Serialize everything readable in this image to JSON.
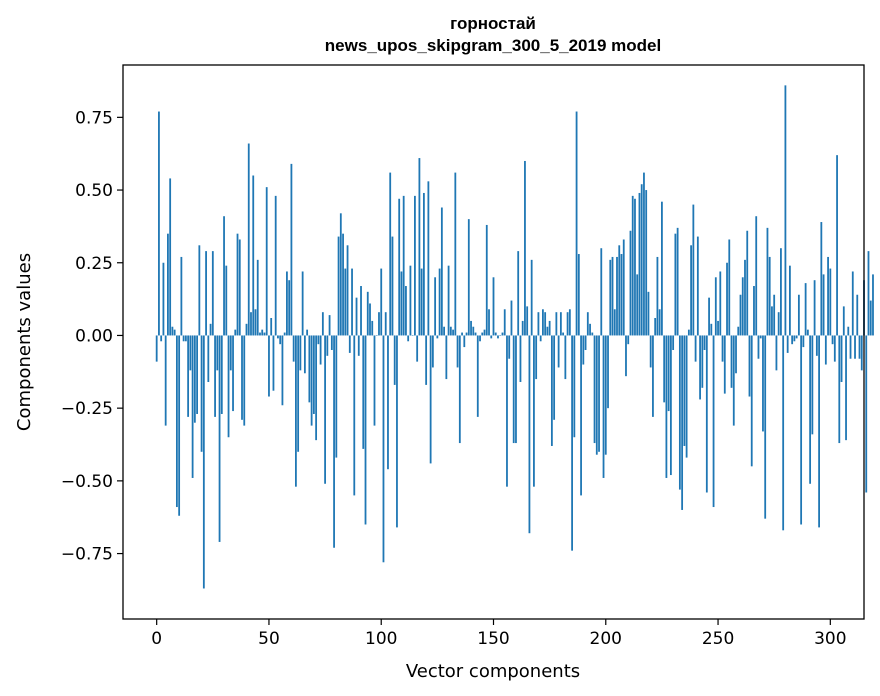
{
  "chart_data": {
    "type": "bar",
    "title": "горностай",
    "subtitle": "news_upos_skipgram_300_5_2019 model",
    "xlabel": "Vector components",
    "ylabel": "Components values",
    "xlim": [
      -15,
      315
    ],
    "ylim": [
      -0.975,
      0.93
    ],
    "xticks": [
      {
        "value": 0,
        "label": "0"
      },
      {
        "value": 50,
        "label": "50"
      },
      {
        "value": 100,
        "label": "100"
      },
      {
        "value": 150,
        "label": "150"
      },
      {
        "value": 200,
        "label": "200"
      },
      {
        "value": 250,
        "label": "250"
      },
      {
        "value": 300,
        "label": "300"
      }
    ],
    "yticks": [
      {
        "value": -0.75,
        "label": "−0.75"
      },
      {
        "value": -0.5,
        "label": "−0.50"
      },
      {
        "value": -0.25,
        "label": "−0.25"
      },
      {
        "value": 0,
        "label": "0.00"
      },
      {
        "value": 0.25,
        "label": "0.25"
      },
      {
        "value": 0.5,
        "label": "0.50"
      },
      {
        "value": 0.75,
        "label": "0.75"
      }
    ],
    "grid": false,
    "bar_color": "#1f77b4",
    "values": [
      -0.09,
      0.77,
      -0.02,
      0.25,
      -0.31,
      0.35,
      0.54,
      0.03,
      0.02,
      -0.59,
      -0.62,
      0.27,
      -0.02,
      -0.02,
      -0.28,
      -0.12,
      -0.49,
      -0.3,
      -0.27,
      0.31,
      -0.4,
      -0.87,
      0.29,
      -0.16,
      0.04,
      0.29,
      -0.28,
      -0.12,
      -0.71,
      -0.27,
      0.41,
      0.24,
      -0.35,
      -0.12,
      -0.26,
      0.02,
      0.35,
      0.33,
      -0.29,
      -0.31,
      0.04,
      0.66,
      0.08,
      0.55,
      0.09,
      0.26,
      0.01,
      0.02,
      0.01,
      0.51,
      -0.21,
      0.06,
      -0.19,
      0.48,
      -0.01,
      -0.03,
      -0.24,
      0.01,
      0.22,
      0.19,
      0.59,
      -0.09,
      -0.52,
      -0.4,
      -0.12,
      0.22,
      -0.13,
      0.02,
      -0.23,
      -0.31,
      -0.27,
      -0.36,
      -0.03,
      -0.1,
      0.08,
      -0.51,
      -0.07,
      0.07,
      -0.05,
      -0.73,
      -0.42,
      0.34,
      0.42,
      0.35,
      0.23,
      0.31,
      -0.06,
      0.23,
      -0.55,
      0.13,
      -0.07,
      0.17,
      -0.39,
      -0.65,
      0.15,
      0.11,
      0.05,
      -0.31,
      0.0,
      0.08,
      0.23,
      -0.78,
      0.08,
      -0.46,
      0.56,
      0.34,
      -0.17,
      -0.66,
      0.47,
      0.22,
      0.48,
      0.17,
      -0.02,
      0.24,
      0.0,
      0.48,
      -0.09,
      0.61,
      0.23,
      0.49,
      -0.17,
      0.53,
      -0.44,
      -0.11,
      0.2,
      -0.01,
      0.23,
      0.44,
      0.03,
      -0.15,
      0.24,
      0.03,
      0.02,
      0.56,
      -0.11,
      -0.37,
      0.01,
      -0.04,
      0.01,
      0.4,
      0.05,
      0.03,
      0.01,
      -0.28,
      -0.02,
      0.01,
      0.02,
      0.38,
      0.09,
      -0.01,
      0.2,
      0.01,
      -0.01,
      0.0,
      0.01,
      0.09,
      -0.52,
      -0.08,
      0.12,
      -0.37,
      -0.37,
      0.29,
      -0.16,
      0.05,
      0.6,
      0.1,
      -0.68,
      0.26,
      -0.52,
      -0.15,
      0.08,
      -0.02,
      0.09,
      0.08,
      0.03,
      0.05,
      -0.38,
      -0.29,
      0.08,
      -0.11,
      0.08,
      0.01,
      -0.15,
      0.08,
      0.09,
      -0.74,
      -0.35,
      0.77,
      0.28,
      -0.55,
      -0.1,
      -0.05,
      0.08,
      0.04,
      0.01,
      -0.37,
      -0.41,
      -0.4,
      0.3,
      -0.49,
      -0.41,
      -0.25,
      0.26,
      0.27,
      0.09,
      0.27,
      0.31,
      0.28,
      0.33,
      -0.14,
      -0.03,
      0.36,
      0.48,
      0.47,
      0.21,
      0.49,
      0.52,
      0.56,
      0.5,
      0.15,
      -0.11,
      -0.28,
      0.06,
      0.27,
      0.09,
      0.46,
      -0.23,
      -0.49,
      -0.26,
      -0.48,
      -0.05,
      0.35,
      0.37,
      -0.53,
      -0.6,
      -0.38,
      -0.42,
      0.02,
      0.31,
      0.45,
      -0.09,
      0.34,
      -0.22,
      -0.18,
      -0.05,
      -0.54,
      0.13,
      0.04,
      -0.59,
      0.2,
      0.05,
      0.22,
      -0.09,
      -0.2,
      0.25,
      0.33,
      -0.18,
      -0.31,
      -0.13,
      0.03,
      0.14,
      0.2,
      0.26,
      0.36,
      -0.21,
      -0.45,
      0.17,
      0.41,
      -0.08,
      -0.01,
      -0.33,
      -0.63,
      0.37,
      0.27,
      0.1,
      0.14,
      -0.12,
      0.08,
      0.3,
      -0.67,
      0.86,
      -0.06,
      0.24,
      -0.03,
      -0.02,
      -0.01,
      0.14,
      -0.65,
      -0.04,
      0.18,
      0.02,
      -0.51,
      -0.34,
      0.19,
      -0.07,
      -0.66,
      0.39,
      0.21,
      -0.1,
      0.27,
      0.23,
      -0.03,
      -0.09,
      0.62,
      -0.37,
      -0.16,
      0.1,
      -0.36,
      0.03,
      -0.08,
      0.22,
      -0.08,
      0.14,
      -0.08,
      -0.12,
      0.19,
      -0.54,
      0.29,
      0.12,
      0.21
    ]
  }
}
######
> **INSTRUCTION**: Leave out the pictures and give the listing above again exactly.

> **ANSWER TO THE TASK**:
Serialize everything readable in this image to JSON.
{
  "chart_data": {
    "type": "bar",
    "title": "горностай",
    "subtitle": "news_upos_skipgram_300_5_2019 model",
    "xlabel": "Vector components",
    "ylabel": "Components values",
    "xlim": [
      -15,
      315
    ],
    "ylim": [
      -0.975,
      0.93
    ],
    "xticks": [
      {
        "value": 0,
        "label": "0"
      },
      {
        "value": 50,
        "label": "50"
      },
      {
        "value": 100,
        "label": "100"
      },
      {
        "value": 150,
        "label": "150"
      },
      {
        "value": 200,
        "label": "200"
      },
      {
        "value": 250,
        "label": "250"
      },
      {
        "value": 300,
        "label": "300"
      }
    ],
    "yticks": [
      {
        "value": -0.75,
        "label": "−0.75"
      },
      {
        "value": -0.5,
        "label": "−0.50"
      },
      {
        "value": -0.25,
        "label": "−0.25"
      },
      {
        "value": 0,
        "label": "0.00"
      },
      {
        "value": 0.25,
        "label": "0.25"
      },
      {
        "value": 0.5,
        "label": "0.50"
      },
      {
        "value": 0.75,
        "label": "0.75"
      }
    ],
    "grid": false,
    "bar_color": "#1f77b4",
    "values": [
      -0.09,
      0.77,
      -0.02,
      0.25,
      -0.31,
      0.35,
      0.54,
      0.03,
      0.02,
      -0.59,
      -0.62,
      0.27,
      -0.02,
      -0.02,
      -0.28,
      -0.12,
      -0.49,
      -0.3,
      -0.27,
      0.31,
      -0.4,
      -0.87,
      0.29,
      -0.16,
      0.04,
      0.29,
      -0.28,
      -0.12,
      -0.71,
      -0.27,
      0.41,
      0.24,
      -0.35,
      -0.12,
      -0.26,
      0.02,
      0.35,
      0.33,
      -0.29,
      -0.31,
      0.04,
      0.66,
      0.08,
      0.55,
      0.09,
      0.26,
      0.01,
      0.02,
      0.01,
      0.51,
      -0.21,
      0.06,
      -0.19,
      0.48,
      -0.01,
      -0.03,
      -0.24,
      0.01,
      0.22,
      0.19,
      0.59,
      -0.09,
      -0.52,
      -0.4,
      -0.12,
      0.22,
      -0.13,
      0.02,
      -0.23,
      -0.31,
      -0.27,
      -0.36,
      -0.03,
      -0.1,
      0.08,
      -0.51,
      -0.07,
      0.07,
      -0.05,
      -0.73,
      -0.42,
      0.34,
      0.42,
      0.35,
      0.23,
      0.31,
      -0.06,
      0.23,
      -0.55,
      0.13,
      -0.07,
      0.17,
      -0.39,
      -0.65,
      0.15,
      0.11,
      0.05,
      -0.31,
      0.0,
      0.08,
      0.23,
      -0.78,
      0.08,
      -0.46,
      0.56,
      0.34,
      -0.17,
      -0.66,
      0.47,
      0.22,
      0.48,
      0.17,
      -0.02,
      0.24,
      0.0,
      0.48,
      -0.09,
      0.61,
      0.23,
      0.49,
      -0.17,
      0.53,
      -0.44,
      -0.11,
      0.2,
      -0.01,
      0.23,
      0.44,
      0.03,
      -0.15,
      0.24,
      0.03,
      0.02,
      0.56,
      -0.11,
      -0.37,
      0.01,
      -0.04,
      0.01,
      0.4,
      0.05,
      0.03,
      0.01,
      -0.28,
      -0.02,
      0.01,
      0.02,
      0.38,
      0.09,
      -0.01,
      0.2,
      0.01,
      -0.01,
      0.0,
      0.01,
      0.09,
      -0.52,
      -0.08,
      0.12,
      -0.37,
      -0.37,
      0.29,
      -0.16,
      0.05,
      0.6,
      0.1,
      -0.68,
      0.26,
      -0.52,
      -0.15,
      0.08,
      -0.02,
      0.09,
      0.08,
      0.03,
      0.05,
      -0.38,
      -0.29,
      0.08,
      -0.11,
      0.08,
      0.01,
      -0.15,
      0.08,
      0.09,
      -0.74,
      -0.35,
      0.77,
      0.28,
      -0.55,
      -0.1,
      -0.05,
      0.08,
      0.04,
      0.01,
      -0.37,
      -0.41,
      -0.4,
      0.3,
      -0.49,
      -0.41,
      -0.25,
      0.26,
      0.27,
      0.09,
      0.27,
      0.31,
      0.28,
      0.33,
      -0.14,
      -0.03,
      0.36,
      0.48,
      0.47,
      0.21,
      0.49,
      0.52,
      0.56,
      0.5,
      0.15,
      -0.11,
      -0.28,
      0.06,
      0.27,
      0.09,
      0.46,
      -0.23,
      -0.49,
      -0.26,
      -0.48,
      -0.05,
      0.35,
      0.37,
      -0.53,
      -0.6,
      -0.38,
      -0.42,
      0.02,
      0.31,
      0.45,
      -0.09,
      0.34,
      -0.22,
      -0.18,
      -0.05,
      -0.54,
      0.13,
      0.04,
      -0.59,
      0.2,
      0.05,
      0.22,
      -0.09,
      -0.2,
      0.25,
      0.33,
      -0.18,
      -0.31,
      -0.13,
      0.03,
      0.14,
      0.2,
      0.26,
      0.36,
      -0.21,
      -0.45,
      0.17,
      0.41,
      -0.08,
      -0.01,
      -0.33,
      -0.63,
      0.37,
      0.27,
      0.1,
      0.14,
      -0.12,
      0.08,
      0.3,
      -0.67,
      0.86,
      -0.06,
      0.24,
      -0.03,
      -0.02,
      -0.01,
      0.14,
      -0.65,
      -0.04,
      0.18,
      0.02,
      -0.51,
      -0.34,
      0.19,
      -0.07,
      -0.66,
      0.39,
      0.21,
      -0.1,
      0.27,
      0.23,
      -0.03,
      -0.09,
      0.62,
      -0.37,
      -0.16,
      0.1,
      -0.36,
      0.03,
      -0.08,
      0.22,
      -0.08,
      0.14,
      -0.08,
      -0.12,
      0.19,
      -0.54,
      0.29,
      0.12,
      0.21
    ]
  }
}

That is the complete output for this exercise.